Stored entries

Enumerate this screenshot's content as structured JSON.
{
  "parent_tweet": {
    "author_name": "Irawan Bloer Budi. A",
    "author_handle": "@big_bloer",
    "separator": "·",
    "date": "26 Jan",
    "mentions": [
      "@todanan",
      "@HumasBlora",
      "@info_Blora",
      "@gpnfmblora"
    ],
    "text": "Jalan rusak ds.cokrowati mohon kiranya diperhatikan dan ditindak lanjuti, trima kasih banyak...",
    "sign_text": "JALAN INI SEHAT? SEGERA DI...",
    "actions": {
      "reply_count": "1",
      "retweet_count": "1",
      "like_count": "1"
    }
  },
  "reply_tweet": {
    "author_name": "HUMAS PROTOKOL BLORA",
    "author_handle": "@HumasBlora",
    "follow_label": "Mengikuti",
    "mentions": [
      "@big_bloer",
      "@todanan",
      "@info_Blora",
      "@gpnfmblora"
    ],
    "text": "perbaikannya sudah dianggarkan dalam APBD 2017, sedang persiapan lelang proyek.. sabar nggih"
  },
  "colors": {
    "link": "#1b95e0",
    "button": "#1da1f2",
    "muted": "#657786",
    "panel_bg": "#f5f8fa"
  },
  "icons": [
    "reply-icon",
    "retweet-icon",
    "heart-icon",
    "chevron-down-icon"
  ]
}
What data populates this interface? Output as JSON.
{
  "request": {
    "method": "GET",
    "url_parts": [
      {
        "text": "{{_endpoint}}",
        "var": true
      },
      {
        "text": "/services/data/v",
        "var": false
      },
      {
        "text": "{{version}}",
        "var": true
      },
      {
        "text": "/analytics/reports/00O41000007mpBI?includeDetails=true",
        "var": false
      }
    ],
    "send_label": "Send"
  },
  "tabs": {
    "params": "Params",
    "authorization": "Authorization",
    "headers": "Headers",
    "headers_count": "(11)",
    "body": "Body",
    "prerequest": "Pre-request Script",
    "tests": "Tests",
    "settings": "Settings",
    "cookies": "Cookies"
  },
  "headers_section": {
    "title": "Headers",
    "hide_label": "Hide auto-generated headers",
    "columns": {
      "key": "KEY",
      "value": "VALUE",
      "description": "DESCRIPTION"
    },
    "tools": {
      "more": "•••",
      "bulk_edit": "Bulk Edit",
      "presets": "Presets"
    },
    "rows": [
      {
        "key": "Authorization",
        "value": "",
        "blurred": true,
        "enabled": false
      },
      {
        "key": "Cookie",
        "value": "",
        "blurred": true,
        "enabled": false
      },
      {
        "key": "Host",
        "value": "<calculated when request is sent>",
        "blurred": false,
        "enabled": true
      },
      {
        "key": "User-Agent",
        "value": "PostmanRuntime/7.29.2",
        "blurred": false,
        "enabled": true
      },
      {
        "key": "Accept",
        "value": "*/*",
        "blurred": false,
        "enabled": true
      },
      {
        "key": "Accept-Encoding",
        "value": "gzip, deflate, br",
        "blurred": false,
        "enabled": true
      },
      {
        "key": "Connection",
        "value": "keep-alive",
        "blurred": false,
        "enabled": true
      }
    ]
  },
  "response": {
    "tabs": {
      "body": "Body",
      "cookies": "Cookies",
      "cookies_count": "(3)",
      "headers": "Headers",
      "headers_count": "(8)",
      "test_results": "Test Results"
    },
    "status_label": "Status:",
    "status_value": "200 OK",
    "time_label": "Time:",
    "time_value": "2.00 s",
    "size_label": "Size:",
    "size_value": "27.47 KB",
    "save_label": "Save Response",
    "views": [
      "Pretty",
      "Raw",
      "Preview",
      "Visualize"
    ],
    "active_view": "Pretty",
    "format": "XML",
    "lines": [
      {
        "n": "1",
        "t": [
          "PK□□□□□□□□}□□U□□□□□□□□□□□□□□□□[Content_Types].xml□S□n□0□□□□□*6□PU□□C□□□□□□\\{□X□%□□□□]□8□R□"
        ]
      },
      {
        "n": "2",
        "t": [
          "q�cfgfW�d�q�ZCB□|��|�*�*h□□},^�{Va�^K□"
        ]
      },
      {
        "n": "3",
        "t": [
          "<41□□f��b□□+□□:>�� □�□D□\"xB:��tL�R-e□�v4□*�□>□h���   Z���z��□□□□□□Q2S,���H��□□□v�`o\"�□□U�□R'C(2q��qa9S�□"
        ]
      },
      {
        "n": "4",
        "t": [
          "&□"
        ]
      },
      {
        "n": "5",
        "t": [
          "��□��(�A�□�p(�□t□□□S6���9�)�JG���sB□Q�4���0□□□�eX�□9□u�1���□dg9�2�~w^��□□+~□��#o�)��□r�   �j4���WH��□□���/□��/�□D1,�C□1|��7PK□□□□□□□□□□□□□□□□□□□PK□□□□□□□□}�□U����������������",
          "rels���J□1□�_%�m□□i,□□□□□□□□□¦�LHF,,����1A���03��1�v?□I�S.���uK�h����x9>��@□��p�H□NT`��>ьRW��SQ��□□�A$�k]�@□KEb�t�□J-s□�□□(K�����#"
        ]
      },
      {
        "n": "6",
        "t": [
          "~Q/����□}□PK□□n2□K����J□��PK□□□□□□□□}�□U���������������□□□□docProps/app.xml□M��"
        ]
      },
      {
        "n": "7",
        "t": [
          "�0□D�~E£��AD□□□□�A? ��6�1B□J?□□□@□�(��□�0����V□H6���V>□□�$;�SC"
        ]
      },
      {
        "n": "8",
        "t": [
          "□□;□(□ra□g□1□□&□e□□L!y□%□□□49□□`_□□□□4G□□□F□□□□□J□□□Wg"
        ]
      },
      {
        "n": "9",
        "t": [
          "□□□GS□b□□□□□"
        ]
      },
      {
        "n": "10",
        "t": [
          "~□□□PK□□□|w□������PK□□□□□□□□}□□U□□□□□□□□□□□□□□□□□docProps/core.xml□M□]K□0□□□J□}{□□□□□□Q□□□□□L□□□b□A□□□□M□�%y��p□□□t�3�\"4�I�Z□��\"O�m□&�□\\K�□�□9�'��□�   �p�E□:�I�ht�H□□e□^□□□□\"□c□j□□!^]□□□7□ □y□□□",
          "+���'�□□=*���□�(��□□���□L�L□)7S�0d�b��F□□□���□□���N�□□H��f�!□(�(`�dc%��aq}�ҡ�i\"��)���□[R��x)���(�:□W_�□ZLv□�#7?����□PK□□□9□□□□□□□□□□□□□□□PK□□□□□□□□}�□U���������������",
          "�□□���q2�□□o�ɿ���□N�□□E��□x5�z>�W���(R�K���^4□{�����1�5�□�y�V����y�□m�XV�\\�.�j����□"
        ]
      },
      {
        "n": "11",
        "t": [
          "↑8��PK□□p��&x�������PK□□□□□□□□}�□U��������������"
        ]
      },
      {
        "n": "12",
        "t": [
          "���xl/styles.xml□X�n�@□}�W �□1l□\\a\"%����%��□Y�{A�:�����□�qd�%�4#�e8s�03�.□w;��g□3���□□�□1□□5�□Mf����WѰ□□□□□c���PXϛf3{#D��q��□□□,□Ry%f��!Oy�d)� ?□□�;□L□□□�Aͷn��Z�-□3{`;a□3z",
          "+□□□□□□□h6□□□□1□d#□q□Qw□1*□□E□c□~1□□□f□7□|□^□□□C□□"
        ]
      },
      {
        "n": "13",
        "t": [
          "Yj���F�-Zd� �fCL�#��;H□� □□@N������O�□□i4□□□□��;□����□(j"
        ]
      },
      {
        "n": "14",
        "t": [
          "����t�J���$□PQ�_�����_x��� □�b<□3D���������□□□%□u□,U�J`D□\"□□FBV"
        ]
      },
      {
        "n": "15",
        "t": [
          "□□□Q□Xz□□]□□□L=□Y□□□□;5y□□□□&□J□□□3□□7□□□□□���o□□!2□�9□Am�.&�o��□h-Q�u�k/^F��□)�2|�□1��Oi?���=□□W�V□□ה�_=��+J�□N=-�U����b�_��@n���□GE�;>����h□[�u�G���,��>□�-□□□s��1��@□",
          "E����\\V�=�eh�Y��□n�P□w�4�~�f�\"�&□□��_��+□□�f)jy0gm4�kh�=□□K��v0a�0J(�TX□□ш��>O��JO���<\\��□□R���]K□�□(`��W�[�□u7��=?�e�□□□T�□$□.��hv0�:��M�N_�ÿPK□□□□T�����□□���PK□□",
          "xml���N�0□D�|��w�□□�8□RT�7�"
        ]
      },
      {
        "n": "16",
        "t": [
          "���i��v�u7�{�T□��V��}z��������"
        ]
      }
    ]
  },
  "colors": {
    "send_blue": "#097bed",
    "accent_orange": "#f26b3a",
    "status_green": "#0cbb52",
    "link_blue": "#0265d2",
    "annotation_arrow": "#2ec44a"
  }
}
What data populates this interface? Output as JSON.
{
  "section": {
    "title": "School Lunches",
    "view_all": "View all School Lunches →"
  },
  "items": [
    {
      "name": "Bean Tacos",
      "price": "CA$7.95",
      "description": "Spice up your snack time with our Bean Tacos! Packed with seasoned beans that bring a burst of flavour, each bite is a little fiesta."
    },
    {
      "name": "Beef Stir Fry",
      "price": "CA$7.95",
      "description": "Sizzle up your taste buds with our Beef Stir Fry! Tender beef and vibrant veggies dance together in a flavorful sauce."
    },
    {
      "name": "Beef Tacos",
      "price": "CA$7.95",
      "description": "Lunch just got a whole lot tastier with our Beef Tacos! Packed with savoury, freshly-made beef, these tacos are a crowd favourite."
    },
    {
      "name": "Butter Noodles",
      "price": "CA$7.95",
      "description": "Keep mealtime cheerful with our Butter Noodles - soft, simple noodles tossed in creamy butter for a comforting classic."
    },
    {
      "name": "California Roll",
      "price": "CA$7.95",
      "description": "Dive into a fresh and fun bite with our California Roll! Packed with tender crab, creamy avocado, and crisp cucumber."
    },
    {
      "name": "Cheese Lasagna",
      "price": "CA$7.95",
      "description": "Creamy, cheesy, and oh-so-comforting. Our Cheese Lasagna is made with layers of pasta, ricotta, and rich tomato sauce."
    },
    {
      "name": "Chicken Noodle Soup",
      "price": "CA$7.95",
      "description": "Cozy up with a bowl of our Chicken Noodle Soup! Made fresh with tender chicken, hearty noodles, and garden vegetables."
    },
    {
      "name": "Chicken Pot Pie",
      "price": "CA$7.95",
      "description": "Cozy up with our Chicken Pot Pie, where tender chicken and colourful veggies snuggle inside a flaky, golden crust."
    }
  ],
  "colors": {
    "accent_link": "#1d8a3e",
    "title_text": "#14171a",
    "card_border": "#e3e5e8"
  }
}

-- Your objective --
Find and copy each line above that includes the string "Cozy".

-- Response to this task --
      "description": "Cozy up with a bowl of our Chicken Noodle Soup! Made fresh with tender chicken, hearty noodles, and garden vegetables."
      "description": "Cozy up with our Chicken Pot Pie, where tender chicken and colourful veggies snuggle inside a flaky, golden crust."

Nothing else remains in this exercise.